start THE INPUT

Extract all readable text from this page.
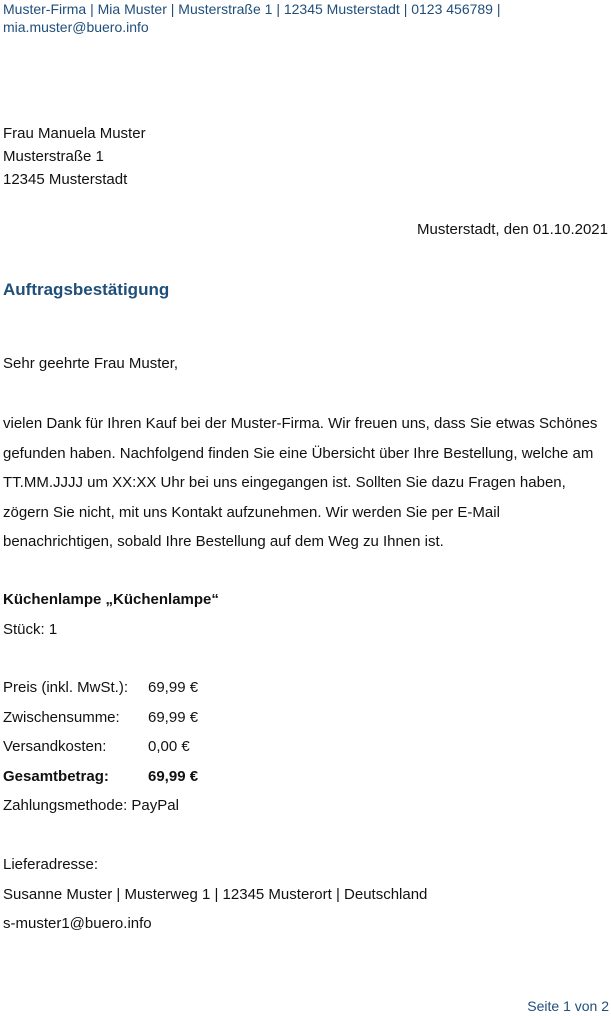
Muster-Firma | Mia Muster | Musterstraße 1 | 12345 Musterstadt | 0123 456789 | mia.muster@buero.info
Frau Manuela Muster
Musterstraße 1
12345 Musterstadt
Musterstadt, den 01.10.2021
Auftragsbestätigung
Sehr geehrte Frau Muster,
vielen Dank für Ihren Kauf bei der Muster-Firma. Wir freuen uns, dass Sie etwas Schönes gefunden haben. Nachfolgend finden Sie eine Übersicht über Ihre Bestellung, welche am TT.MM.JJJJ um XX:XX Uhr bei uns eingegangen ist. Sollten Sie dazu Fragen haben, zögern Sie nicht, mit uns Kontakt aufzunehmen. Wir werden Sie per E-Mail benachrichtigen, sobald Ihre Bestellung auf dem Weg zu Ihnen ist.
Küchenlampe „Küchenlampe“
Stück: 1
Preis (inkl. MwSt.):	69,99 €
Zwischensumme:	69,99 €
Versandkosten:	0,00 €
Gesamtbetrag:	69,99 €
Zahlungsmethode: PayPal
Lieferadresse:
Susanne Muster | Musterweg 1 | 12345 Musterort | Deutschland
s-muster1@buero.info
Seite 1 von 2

end THE INPUT

EXERCISE INSTRUCTIONS: Reproduce every record word for word. The copy must contain no pictures.

WRITTEN REPLY:
Extract all readable text from this page.
Muster-Firma | Mia Muster | Musterstraße 1 | 12345 Musterstadt | 0123 456789 | mia.muster@buero.info
Frau Manuela Muster
Musterstraße 1
12345 Musterstadt
Musterstadt, den 01.10.2021
Auftragsbestätigung
Sehr geehrte Frau Muster,
vielen Dank für Ihren Kauf bei der Muster-Firma. Wir freuen uns, dass Sie etwas Schönes gefunden haben. Nachfolgend finden Sie eine Übersicht über Ihre Bestellung, welche am TT.MM.JJJJ um XX:XX Uhr bei uns eingegangen ist. Sollten Sie dazu Fragen haben, zögern Sie nicht, mit uns Kontakt aufzunehmen. Wir werden Sie per E-Mail benachrichtigen, sobald Ihre Bestellung auf dem Weg zu Ihnen ist.
Küchenlampe „Küchenlampe“
Stück: 1
Preis (inkl. MwSt.):	69,99 €
Zwischensumme:	69,99 €
Versandkosten:	0,00 €
Gesamtbetrag:	69,99 €
Zahlungsmethode: PayPal
Lieferadresse:
Susanne Muster | Musterweg 1 | 12345 Musterort | Deutschland
s-muster1@buero.info
Seite 1 von 2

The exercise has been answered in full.